CHALLENGE. Of the lines in the listing below, how many hold "information"? Answer with the number only.

--- Start ---

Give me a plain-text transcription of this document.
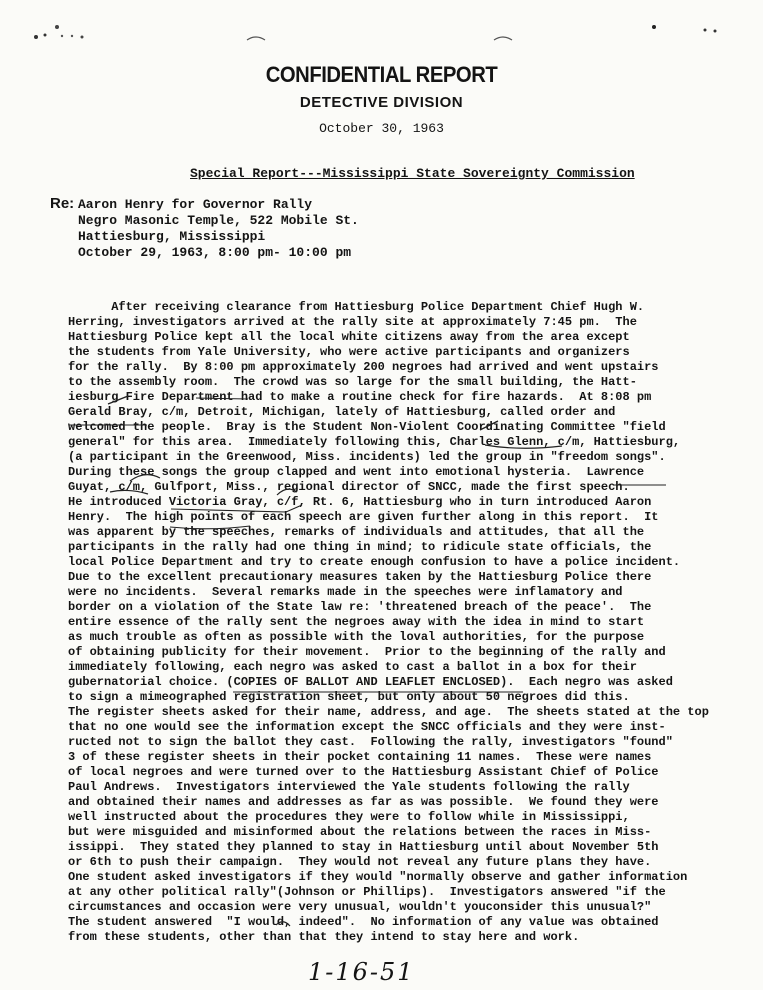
CONFIDENTIAL REPORT
DETECTIVE DIVISION
October 30, 1963
Special Report---Mississippi State Sovereignty Commission
Re: Aaron Henry for Governor Rally
Negro Masonic Temple, 522 Mobile St.
Hattiesburg, Mississippi
October 29, 1963, 8:00 pm- 10:00 pm
After receiving clearance from Hattiesburg Police Department Chief Hugh W.
Herring, investigators arrived at the rally site at approximately 7:45 pm.  The
Hattiesburg Police kept all the local white citizens away from the area except
the students from Yale University, who were active participants and organizers
for the rally.  By 8:00 pm approximately 200 negroes had arrived and went upstairs
to the assembly room.  The crowd was so large for the small building, the Hatt-
iesburg Fire Department had to make a routine check for fire hazards.  At 8:08 pm
Gerald Bray, c/m, Detroit, Michigan, lately of Hattiesburg, called order and
welcomed the people.  Bray is the Student Non-Violent Coordinating Committee "field
general" for this area.  Immediately following this, Charles Glenn, c/m, Hattiesburg,
(a participant in the Greenwood, Miss. incidents) led the group in "freedom songs".
During these songs the group clapped and went into emotional hysteria.  Lawrence
Guyat, c/m, Gulfport, Miss., regional director of SNCC, made the first speech.
He introduced Victoria Gray, c/f, Rt. 6, Hattiesburg who in turn introduced Aaron
Henry.  The high points of each speech are given further along in this report.  It
was apparent by the speeches, remarks of individuals and attitudes, that all the
participants in the rally had one thing in mind; to ridicule state officials, the
local Police Department and try to create enough confusion to have a police incident.
Due to the excellent precautionary measures taken by the Hattiesburg Police there
were no incidents.  Several remarks made in the speeches were inflamatory and
border on a violation of the State law re: 'threatened breach of the peace'.  The
entire essence of the rally sent the negroes away with the idea in mind to start
as much trouble as often as possible with the loval authorities, for the purpose
of obtaining publicity for their movement.  Prior to the beginning of the rally and
immediately following, each negro was asked to cast a ballot in a box for their
gubernatorial choice. (COPIES OF BALLOT AND LEAFLET ENCLOSED).  Each negro was asked
to sign a mimeographed registration sheet, but only about 50 negroes did this.
The register sheets asked for their name, address, and age.  The sheets stated at the top
that no one would see the information except the SNCC officials and they were inst-
ructed not to sign the ballot they cast.  Following the rally, investigators "found"
3 of these register sheets in their pocket containing 11 names.  These were names
of local negroes and were turned over to the Hattiesburg Assistant Chief of Police
Paul Andrews.  Investigators interviewed the Yale students following the rally
and obtained their names and addresses as far as was possible.  We found they were
well instructed about the procedures they were to follow while in Mississippi,
but were misguided and misinformed about the relations between the races in Miss-
issippi.  They stated they planned to stay in Hattiesburg until about November 5th
or 6th to push their campaign.  They would not reveal any future plans they have.
One student asked investigators if they would "normally observe and gather information
at any other political rally"(Johnson or Phillips).  Investigators answered "if the
circumstances and occasion were very unusual, wouldn't youconsider this unusual?"
The student answered  "I would, indeed".  No information of any value was obtained
from these students, other than that they intend to stay here and work.
1-16-51
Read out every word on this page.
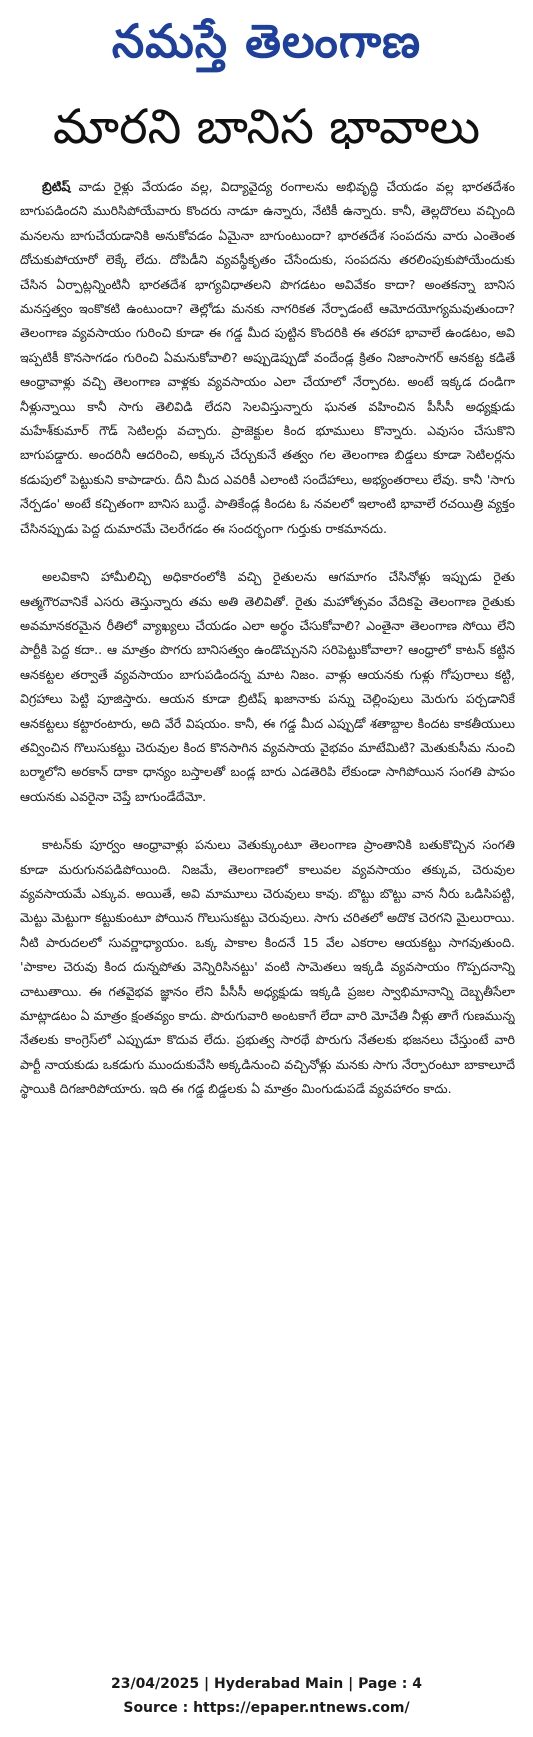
నమస్తే తెలంగాణ
మారని బానిస భావాలు

బ్రిటిష్ వాడు రైళ్లు వేయడం వల్ల, విద్యావైద్య రంగాలను అభివృద్ధి చేయడం వల్ల భారతదేశం బాగుపడిందని మురిసిపోయేవారు కొందరు నాడూ ఉన్నారు, నేటికీ ఉన్నారు. కానీ, తెల్లదొరలు వచ్చింది మనలను బాగుచేయడానికి అనుకోవడం ఏమైనా బాగుంటుందా? భారతదేశ సంపదను వారు ఎంతెంత దోచుకుపోయారో లెక్కే లేదు. దోపిడీని వ్యవస్థీకృతం చేసేందుకు, సంపదను తరలింపుకుపోయేందుకు చేసిన ఏర్పాట్లన్నింటినీ భారతదేశ భాగ్యవిధాతలని పొగడటం అవివేకం కాదా? అంతకన్నా బానిస మనస్తత్వం ఇంకొకటి ఉంటుందా? తెల్లోడు మనకు నాగరికత నేర్పాడంటే ఆమోదయోగ్యమవుతుందా? తెలంగాణ వ్యవసాయం గురించి కూడా ఈ గడ్డ మీద పుట్టిన కొందరికి ఈ తరహా భావాలే ఉండటం, అవి ఇప్పటికీ కొనసాగడం గురించి ఏమనుకోవాలి? అప్పుడెప్పుడో వందేండ్ల క్రితం నిజాంసాగర్ ఆనకట్ట కడితే ఆంధ్రావాళ్లు వచ్చి తెలంగాణ వాళ్లకు వ్యవసాయం ఎలా చేయాలో నేర్పారట. అంటే ఇక్కడ దండిగా నీళ్లున్నాయి కానీ సాగు తెలివిడి లేదని సెలవిస్తున్నారు ఘనత వహించిన పీసీసీ అధ్యక్షుడు మహేశ్‌కుమార్ గౌడ్ సెటిలర్లు వచ్చారు. ప్రాజెక్టుల కింద భూములు కొన్నారు. ఎవుసం చేసుకొని బాగుపడ్డారు. అందరినీ ఆదరించి, అక్కున చేర్చుకునే తత్వం గల తెలంగాణ బిడ్డలు కూడా సెటిలర్లను కడుపులో పెట్టుకుని కాపాడారు. దీని మీద ఎవరికీ ఎలాంటి సందేహాలు, అభ్యంతరాలు లేవు. కానీ 'సాగు నేర్పడం' అంటే కచ్చితంగా బానిస బుద్ధే. పాతికేండ్ల కిందట ఓ నవలలో ఇలాంటి భావాలే రచయిత్రి వ్యక్తం చేసినప్పుడు పెద్ద దుమారమే చెలరేగడం ఈ సందర్భంగా గుర్తుకు రాకమానదు.

అలవికాని హామీలిచ్చి అధికారంలోకి వచ్చి రైతులను ఆగమాగం చేసినోళ్లు ఇప్పుడు రైతు ఆత్మగౌరవానికే ఎసరు తెస్తున్నారు తమ అతి తెలివితో. రైతు మహోత్సవం వేదికపై తెలంగాణ రైతుకు అవమానకరమైన రీతిలో వ్యాఖ్యలు చేయడం ఎలా అర్థం చేసుకోవాలి? ఎంతైనా తెలంగాణ సోయి లేని పార్టీకి పెద్ద కదా.. ఆ మాత్రం పొగరు బానిసత్వం ఉండొచ్చునని సరిపెట్టుకోవాలా? ఆంధ్రాలో కాటన్ కట్టిన ఆనకట్టల తర్వాతే వ్యవసాయం బాగుపడిందన్న మాట నిజం. వాళ్లు ఆయనకు గుళ్లు గోపురాలు కట్టి, విగ్రహాలు పెట్టి పూజిస్తారు. ఆయన కూడా బ్రిటిష్ ఖజానాకు పన్ను చెల్లింపులు మెరుగు పర్చడానికే ఆనకట్టలు కట్టారంటారు, అది వేరే విషయం. కానీ, ఈ గడ్డ మీద ఎప్పుడో శతాబ్దాల కిందట కాకతీయులు తవ్వించిన గొలుసుకట్టు చెరువుల కింద కొనసాగిన వ్యవసాయ వైభవం మాటేమిటి? మెతుకుసీమ నుంచి బర్మాలోని అరకాన్ దాకా ధాన్యం బస్తాలతో బండ్ల బారు ఎడతెరిపి లేకుండా సాగిపోయిన సంగతి పాపం ఆయనకు ఎవరైనా చెప్తే బాగుండేదేమో.

కాటన్‌కు పూర్వం ఆంధ్రావాళ్లు పనులు వెతుక్కుంటూ తెలంగాణ ప్రాంతానికి బతుకొచ్చిన సంగతి కూడా మరుగునపడిపోయింది. నిజమే, తెలంగాణలో కాలువల వ్యవసాయం తక్కువ, చెరువుల వ్యవసాయమే ఎక్కువ. అయితే, అవి మామూలు చెరువులు కావు. బొట్టు బొట్టు వాన నీరు ఒడిసిపట్టి, మెట్టు మెట్టుగా కట్టుకుంటూ పోయిన గొలుసుకట్టు చెరువులు. సాగు చరితలో అదొక చెరగని మైలురాయి. నీటి పారుదలలో సువర్ణాధ్యాయం. ఒక్క పాకాల కిందనే 15 వేల ఎకరాల ఆయకట్టు సాగవుతుంది. 'పాకాల చెరువు కింద దున్నపోతు వెన్నిరిసినట్టు' వంటి సామెతలు ఇక్కడి వ్యవసాయం గొప్పదనాన్ని చాటుతాయి. ఈ గతవైభవ జ్ఞానం లేని పీసీసీ అధ్యక్షుడు ఇక్కడి ప్రజల స్వాభిమానాన్ని దెబ్బతీసేలా మాట్లాడటం ఏ మాత్రం క్షంతవ్యం కాదు. పొరుగువారి అంటకాగే లేదా వారి మోచేతి నీళ్లు తాగే గుణమున్న నేతలకు కాంగ్రెస్‌లో ఎప్పుడూ కొదువ లేదు. ప్రభుత్వ సారథే పొరుగు నేతలకు భజనలు చేస్తుంటే వారి పార్టీ నాయకుడు ఒకడుగు ముందుకువేసి అక్కడినుంచి వచ్చినోళ్లు మనకు సాగు నేర్పారంటూ బాకాలూదే స్థాయికి దిగజారిపోయారు. ఇది ఈ గడ్డ బిడ్డలకు ఏ మాత్రం మింగుడుపడే వ్యవహారం కాదు.

23/04/2025 | Hyderabad Main | Page : 4
Source : https://epaper.ntnews.com/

--- End ---

CORRECT RESULT. 3